[start SUPPLIED ENTRIES]

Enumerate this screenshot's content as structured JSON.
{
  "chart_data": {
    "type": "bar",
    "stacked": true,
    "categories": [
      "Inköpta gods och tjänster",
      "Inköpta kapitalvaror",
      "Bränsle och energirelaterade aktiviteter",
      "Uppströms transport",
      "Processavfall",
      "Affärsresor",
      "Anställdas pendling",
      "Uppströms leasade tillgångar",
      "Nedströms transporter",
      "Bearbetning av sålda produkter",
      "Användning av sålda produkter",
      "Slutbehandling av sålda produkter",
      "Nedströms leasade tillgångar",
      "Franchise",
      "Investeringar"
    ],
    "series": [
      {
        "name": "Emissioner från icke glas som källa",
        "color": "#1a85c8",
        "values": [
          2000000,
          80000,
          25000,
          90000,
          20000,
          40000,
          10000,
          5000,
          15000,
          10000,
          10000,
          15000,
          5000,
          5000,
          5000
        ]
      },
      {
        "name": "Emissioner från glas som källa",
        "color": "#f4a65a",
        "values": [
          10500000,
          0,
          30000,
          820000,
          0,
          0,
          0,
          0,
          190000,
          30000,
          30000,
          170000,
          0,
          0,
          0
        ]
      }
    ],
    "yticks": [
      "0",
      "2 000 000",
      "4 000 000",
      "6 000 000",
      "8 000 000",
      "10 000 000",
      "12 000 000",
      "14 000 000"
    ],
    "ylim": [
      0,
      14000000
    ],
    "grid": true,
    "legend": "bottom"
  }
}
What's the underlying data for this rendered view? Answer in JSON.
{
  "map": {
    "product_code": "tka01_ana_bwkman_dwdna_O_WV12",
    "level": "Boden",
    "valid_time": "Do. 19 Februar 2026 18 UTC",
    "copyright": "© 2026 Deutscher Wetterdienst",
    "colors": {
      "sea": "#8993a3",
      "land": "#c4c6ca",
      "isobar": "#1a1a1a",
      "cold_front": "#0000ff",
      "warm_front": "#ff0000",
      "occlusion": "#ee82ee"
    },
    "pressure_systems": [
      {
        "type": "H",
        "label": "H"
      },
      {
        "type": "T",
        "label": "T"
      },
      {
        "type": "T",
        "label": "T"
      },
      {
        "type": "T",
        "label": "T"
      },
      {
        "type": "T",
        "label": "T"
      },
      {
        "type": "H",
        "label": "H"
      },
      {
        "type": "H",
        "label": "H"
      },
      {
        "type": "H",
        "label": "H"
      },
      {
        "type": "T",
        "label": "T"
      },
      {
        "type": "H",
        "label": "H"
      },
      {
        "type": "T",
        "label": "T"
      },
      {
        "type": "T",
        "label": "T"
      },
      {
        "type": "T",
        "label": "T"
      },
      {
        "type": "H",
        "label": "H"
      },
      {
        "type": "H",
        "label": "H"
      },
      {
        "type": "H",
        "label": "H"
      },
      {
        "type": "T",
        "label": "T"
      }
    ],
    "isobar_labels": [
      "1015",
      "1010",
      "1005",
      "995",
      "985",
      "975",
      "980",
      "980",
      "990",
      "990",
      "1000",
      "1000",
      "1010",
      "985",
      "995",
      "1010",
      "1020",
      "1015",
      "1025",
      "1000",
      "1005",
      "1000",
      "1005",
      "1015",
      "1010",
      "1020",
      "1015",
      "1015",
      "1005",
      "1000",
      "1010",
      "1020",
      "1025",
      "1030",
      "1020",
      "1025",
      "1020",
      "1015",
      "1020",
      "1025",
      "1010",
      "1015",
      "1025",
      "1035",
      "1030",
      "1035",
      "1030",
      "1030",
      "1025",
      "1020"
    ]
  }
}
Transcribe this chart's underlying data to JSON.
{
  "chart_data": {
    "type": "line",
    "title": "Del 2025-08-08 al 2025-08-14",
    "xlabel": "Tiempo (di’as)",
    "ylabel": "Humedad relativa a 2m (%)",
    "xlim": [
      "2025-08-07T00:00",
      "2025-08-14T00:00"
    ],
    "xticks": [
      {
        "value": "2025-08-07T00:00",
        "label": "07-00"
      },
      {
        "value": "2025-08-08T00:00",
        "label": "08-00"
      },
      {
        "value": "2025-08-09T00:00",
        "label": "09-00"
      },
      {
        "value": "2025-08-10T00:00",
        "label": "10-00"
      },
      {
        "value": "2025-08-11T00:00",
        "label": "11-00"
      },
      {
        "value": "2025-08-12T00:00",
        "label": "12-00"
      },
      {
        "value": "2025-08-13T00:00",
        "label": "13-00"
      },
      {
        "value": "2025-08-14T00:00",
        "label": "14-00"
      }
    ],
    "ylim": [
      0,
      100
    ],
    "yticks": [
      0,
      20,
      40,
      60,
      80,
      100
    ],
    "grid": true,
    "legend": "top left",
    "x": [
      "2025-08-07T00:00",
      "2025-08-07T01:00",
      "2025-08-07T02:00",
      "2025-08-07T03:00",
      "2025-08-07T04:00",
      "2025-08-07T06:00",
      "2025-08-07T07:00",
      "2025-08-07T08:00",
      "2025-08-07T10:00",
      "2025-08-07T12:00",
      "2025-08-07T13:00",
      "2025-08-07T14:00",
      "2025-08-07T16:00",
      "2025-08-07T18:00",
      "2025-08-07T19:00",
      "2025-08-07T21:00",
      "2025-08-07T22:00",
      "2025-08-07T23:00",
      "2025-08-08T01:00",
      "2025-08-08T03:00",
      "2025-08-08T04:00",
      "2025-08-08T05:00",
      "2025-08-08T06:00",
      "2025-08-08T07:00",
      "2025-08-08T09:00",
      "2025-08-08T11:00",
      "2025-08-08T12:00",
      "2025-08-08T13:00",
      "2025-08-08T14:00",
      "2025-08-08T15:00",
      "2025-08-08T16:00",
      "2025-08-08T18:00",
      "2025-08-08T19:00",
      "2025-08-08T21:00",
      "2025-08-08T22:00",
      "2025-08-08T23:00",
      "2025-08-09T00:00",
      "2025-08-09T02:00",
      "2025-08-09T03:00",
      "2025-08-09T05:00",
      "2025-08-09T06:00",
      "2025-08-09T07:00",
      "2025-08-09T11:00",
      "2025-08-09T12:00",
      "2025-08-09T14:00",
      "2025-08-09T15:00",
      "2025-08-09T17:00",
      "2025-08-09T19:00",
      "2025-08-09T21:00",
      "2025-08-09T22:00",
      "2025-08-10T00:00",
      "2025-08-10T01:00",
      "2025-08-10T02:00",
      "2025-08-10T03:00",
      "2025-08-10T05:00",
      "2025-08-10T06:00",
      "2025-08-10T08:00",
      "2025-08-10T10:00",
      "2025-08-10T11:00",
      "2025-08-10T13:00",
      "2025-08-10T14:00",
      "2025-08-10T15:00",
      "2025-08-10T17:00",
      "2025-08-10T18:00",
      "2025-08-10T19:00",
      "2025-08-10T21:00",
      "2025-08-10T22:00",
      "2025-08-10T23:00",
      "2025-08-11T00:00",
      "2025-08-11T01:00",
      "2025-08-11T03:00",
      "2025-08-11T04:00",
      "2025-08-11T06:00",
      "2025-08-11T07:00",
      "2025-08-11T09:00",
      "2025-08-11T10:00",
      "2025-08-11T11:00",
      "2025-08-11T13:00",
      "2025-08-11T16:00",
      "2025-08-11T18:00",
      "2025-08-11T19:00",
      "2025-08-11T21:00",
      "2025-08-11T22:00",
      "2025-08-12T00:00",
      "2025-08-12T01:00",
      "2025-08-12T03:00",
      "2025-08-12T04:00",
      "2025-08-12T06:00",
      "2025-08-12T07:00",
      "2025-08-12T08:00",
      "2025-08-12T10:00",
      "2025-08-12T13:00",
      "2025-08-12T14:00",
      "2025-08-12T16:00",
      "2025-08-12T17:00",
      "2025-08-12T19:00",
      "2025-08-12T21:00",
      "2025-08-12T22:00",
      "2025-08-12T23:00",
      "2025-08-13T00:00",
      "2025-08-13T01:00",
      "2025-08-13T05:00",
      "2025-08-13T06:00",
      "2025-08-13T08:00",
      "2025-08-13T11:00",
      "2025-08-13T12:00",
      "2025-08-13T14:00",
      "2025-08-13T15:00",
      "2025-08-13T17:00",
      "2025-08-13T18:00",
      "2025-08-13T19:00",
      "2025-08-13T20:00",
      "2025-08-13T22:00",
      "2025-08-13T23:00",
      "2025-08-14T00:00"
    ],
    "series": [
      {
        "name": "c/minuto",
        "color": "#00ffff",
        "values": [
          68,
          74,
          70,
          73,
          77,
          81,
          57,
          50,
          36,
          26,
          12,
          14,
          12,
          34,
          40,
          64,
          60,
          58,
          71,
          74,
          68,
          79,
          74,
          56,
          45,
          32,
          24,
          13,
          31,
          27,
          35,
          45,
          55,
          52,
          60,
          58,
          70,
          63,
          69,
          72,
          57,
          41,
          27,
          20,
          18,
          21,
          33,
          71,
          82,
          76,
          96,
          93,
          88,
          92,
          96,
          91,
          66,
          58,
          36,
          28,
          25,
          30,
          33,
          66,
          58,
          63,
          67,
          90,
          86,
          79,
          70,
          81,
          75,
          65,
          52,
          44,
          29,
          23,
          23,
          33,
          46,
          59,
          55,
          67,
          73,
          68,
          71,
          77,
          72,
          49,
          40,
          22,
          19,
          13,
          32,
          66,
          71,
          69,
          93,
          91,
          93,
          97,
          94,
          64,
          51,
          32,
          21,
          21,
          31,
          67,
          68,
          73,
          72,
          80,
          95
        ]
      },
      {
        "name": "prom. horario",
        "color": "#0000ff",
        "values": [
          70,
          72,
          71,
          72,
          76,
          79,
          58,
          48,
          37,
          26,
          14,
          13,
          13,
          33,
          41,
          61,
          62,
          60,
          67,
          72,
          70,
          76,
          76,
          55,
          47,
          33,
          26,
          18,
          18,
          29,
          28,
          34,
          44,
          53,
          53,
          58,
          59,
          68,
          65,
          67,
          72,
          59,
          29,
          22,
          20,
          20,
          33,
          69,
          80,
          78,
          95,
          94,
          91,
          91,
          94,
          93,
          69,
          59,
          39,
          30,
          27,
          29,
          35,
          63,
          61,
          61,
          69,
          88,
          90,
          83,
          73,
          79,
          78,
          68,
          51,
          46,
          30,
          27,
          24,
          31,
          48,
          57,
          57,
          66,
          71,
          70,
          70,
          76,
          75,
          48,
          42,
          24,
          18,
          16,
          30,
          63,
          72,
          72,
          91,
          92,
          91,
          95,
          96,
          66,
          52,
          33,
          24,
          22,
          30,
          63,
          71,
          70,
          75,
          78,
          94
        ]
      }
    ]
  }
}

[end SUPPLIED ENTRIES]

● BRIEF
Select every line where the word "underlying" occurs.

● OUTPUT
What's the underlying data for this rendered view? Answer in JSON.
Transcribe this chart's underlying data to JSON.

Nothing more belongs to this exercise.